### Dataset records
<<<<

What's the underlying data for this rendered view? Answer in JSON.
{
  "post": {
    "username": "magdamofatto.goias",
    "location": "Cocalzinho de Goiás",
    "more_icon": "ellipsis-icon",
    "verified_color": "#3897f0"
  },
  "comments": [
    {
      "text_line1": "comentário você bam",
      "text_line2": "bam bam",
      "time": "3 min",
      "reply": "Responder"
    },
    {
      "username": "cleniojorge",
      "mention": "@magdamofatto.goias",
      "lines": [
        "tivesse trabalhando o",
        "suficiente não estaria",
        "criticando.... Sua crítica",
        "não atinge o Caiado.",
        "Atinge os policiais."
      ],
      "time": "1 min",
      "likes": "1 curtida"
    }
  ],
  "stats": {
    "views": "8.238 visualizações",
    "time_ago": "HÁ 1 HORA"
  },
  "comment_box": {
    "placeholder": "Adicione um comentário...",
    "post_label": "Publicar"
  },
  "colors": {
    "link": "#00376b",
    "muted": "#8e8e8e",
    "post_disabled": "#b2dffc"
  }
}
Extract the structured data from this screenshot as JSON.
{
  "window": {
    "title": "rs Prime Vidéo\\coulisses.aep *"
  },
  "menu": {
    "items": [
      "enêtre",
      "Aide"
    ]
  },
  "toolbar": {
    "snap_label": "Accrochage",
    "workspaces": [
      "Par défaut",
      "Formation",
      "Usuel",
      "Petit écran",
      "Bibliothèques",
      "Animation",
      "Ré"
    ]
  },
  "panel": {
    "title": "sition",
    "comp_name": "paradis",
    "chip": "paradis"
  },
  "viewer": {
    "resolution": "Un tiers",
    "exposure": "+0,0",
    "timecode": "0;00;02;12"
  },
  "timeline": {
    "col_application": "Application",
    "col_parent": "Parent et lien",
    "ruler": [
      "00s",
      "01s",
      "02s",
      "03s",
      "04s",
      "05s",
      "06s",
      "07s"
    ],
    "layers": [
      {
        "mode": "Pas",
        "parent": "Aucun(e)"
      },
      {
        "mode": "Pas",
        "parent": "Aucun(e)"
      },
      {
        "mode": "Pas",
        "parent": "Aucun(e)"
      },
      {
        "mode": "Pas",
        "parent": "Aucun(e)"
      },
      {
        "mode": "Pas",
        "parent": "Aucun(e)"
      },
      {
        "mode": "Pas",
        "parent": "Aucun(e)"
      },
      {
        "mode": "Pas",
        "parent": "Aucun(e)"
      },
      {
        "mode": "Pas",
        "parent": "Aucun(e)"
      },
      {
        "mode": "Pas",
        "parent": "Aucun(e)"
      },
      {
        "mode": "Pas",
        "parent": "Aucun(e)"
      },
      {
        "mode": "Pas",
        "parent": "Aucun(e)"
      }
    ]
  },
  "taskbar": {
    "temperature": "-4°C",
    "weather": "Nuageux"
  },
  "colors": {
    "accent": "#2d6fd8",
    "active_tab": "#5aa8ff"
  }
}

>>>>

### Work to do
Extract every line containing the string "comentário" from the data above.

### Solved problem
      "text_line1": "comentário você bam",
    "placeholder": "Adicione um comentário...",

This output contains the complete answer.